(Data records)
[START]

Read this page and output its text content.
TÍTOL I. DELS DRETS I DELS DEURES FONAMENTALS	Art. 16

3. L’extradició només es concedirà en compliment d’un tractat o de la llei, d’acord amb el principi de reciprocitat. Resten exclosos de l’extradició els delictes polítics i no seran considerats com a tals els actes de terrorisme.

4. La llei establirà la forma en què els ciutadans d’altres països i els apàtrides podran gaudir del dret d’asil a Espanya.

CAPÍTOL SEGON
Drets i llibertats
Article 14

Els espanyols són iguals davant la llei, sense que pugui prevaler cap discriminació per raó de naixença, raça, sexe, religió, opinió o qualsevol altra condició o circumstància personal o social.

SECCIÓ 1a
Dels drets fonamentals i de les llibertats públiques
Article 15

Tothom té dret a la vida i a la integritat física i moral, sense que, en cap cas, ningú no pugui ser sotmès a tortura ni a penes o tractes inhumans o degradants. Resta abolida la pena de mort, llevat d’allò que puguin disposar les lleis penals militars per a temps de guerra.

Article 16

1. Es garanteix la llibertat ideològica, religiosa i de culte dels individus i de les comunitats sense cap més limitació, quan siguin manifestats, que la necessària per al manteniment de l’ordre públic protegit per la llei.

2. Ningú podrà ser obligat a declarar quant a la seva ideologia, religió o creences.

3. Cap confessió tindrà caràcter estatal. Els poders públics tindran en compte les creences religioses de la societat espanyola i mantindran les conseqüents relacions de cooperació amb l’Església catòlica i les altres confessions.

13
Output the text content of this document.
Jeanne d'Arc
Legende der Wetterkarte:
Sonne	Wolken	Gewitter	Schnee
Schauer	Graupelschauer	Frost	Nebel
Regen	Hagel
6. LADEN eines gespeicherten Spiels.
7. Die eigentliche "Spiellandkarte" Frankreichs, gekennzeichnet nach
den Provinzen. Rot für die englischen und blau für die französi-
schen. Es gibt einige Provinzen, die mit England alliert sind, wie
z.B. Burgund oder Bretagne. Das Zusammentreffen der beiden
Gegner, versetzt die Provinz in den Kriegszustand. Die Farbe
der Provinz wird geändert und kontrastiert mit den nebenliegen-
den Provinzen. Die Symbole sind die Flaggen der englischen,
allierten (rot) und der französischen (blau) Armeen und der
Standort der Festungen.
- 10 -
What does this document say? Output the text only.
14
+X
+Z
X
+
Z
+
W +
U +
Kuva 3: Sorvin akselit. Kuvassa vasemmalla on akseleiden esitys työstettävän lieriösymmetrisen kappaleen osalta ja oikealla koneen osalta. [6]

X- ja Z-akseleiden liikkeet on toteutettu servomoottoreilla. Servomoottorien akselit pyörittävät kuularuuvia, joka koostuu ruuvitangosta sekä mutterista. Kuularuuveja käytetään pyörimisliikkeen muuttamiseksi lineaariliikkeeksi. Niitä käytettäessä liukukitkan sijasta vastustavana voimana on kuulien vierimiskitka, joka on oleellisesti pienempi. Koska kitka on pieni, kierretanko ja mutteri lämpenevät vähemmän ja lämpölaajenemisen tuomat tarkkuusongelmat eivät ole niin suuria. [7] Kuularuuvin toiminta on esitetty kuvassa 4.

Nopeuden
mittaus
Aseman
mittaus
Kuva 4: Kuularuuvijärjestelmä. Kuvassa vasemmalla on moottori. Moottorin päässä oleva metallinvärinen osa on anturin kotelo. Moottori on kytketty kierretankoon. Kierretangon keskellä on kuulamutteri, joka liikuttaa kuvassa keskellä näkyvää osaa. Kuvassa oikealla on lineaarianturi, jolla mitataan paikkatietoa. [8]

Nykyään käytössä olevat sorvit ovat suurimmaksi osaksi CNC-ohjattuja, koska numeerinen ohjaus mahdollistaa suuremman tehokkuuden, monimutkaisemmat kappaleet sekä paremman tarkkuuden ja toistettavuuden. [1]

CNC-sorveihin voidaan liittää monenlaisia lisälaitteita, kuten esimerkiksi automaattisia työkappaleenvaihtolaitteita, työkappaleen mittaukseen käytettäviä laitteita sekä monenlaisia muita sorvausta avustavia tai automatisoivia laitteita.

[END]

* WHAT NEEDS TO BE DONE
Copy every line of the records word for word.

* SOLUTION
Read this page and output its text content.
TÍTOL I. DELS DRETS I DELS DEURES FONAMENTALS	Art. 16

3. L’extradició només es concedirà en compliment d’un tractat o de la llei, d’acord amb el principi de reciprocitat. Resten exclosos de l’extradició els delictes polítics i no seran considerats com a tals els actes de terrorisme.

4. La llei establirà la forma en què els ciutadans d’altres països i els apàtrides podran gaudir del dret d’asil a Espanya.

CAPÍTOL SEGON
Drets i llibertats
Article 14

Els espanyols són iguals davant la llei, sense que pugui prevaler cap discriminació per raó de naixença, raça, sexe, religió, opinió o qualsevol altra condició o circumstància personal o social.

SECCIÓ 1a
Dels drets fonamentals i de les llibertats públiques
Article 15

Tothom té dret a la vida i a la integritat física i moral, sense que, en cap cas, ningú no pugui ser sotmès a tortura ni a penes o tractes inhumans o degradants. Resta abolida la pena de mort, llevat d’allò que puguin disposar les lleis penals militars per a temps de guerra.

Article 16

1. Es garanteix la llibertat ideològica, religiosa i de culte dels individus i de les comunitats sense cap més limitació, quan siguin manifestats, que la necessària per al manteniment de l’ordre públic protegit per la llei.

2. Ningú podrà ser obligat a declarar quant a la seva ideologia, religió o creences.

3. Cap confessió tindrà caràcter estatal. Els poders públics tindran en compte les creences religioses de la societat espanyola i mantindran les conseqüents relacions de cooperació amb l’Església catòlica i les altres confessions.

13
Output the text content of this document.
Jeanne d'Arc
Legende der Wetterkarte:
Sonne	Wolken	Gewitter	Schnee
Schauer	Graupelschauer	Frost	Nebel
Regen	Hagel
6. LADEN eines gespeicherten Spiels.
7. Die eigentliche "Spiellandkarte" Frankreichs, gekennzeichnet nach
den Provinzen. Rot für die englischen und blau für die französi-
schen. Es gibt einige Provinzen, die mit England alliert sind, wie
z.B. Burgund oder Bretagne. Das Zusammentreffen der beiden
Gegner, versetzt die Provinz in den Kriegszustand. Die Farbe
der Provinz wird geändert und kontrastiert mit den nebenliegen-
den Provinzen. Die Symbole sind die Flaggen der englischen,
allierten (rot) und der französischen (blau) Armeen und der
Standort der Festungen.
- 10 -
What does this document say? Output the text only.
14
+X
+Z
X
+
Z
+
W +
U +
Kuva 3: Sorvin akselit. Kuvassa vasemmalla on akseleiden esitys työstettävän lieriösymmetrisen kappaleen osalta ja oikealla koneen osalta. [6]

X- ja Z-akseleiden liikkeet on toteutettu servomoottoreilla. Servomoottorien akselit pyörittävät kuularuuvia, joka koostuu ruuvitangosta sekä mutterista. Kuularuuveja käytetään pyörimisliikkeen muuttamiseksi lineaariliikkeeksi. Niitä käytettäessä liukukitkan sijasta vastustavana voimana on kuulien vierimiskitka, joka on oleellisesti pienempi. Koska kitka on pieni, kierretanko ja mutteri lämpenevät vähemmän ja lämpölaajenemisen tuomat tarkkuusongelmat eivät ole niin suuria. [7] Kuularuuvin toiminta on esitetty kuvassa 4.

Nopeuden
mittaus
Aseman
mittaus
Kuva 4: Kuularuuvijärjestelmä. Kuvassa vasemmalla on moottori. Moottorin päässä oleva metallinvärinen osa on anturin kotelo. Moottori on kytketty kierretankoon. Kierretangon keskellä on kuulamutteri, joka liikuttaa kuvassa keskellä näkyvää osaa. Kuvassa oikealla on lineaarianturi, jolla mitataan paikkatietoa. [8]

Nykyään käytössä olevat sorvit ovat suurimmaksi osaksi CNC-ohjattuja, koska numeerinen ohjaus mahdollistaa suuremman tehokkuuden, monimutkaisemmat kappaleet sekä paremman tarkkuuden ja toistettavuuden. [1]

CNC-sorveihin voidaan liittää monenlaisia lisälaitteita, kuten esimerkiksi automaattisia työkappaleenvaihtolaitteita, työkappaleen mittaukseen käytettäviä laitteita sekä monenlaisia muita sorvausta avustavia tai automatisoivia laitteita.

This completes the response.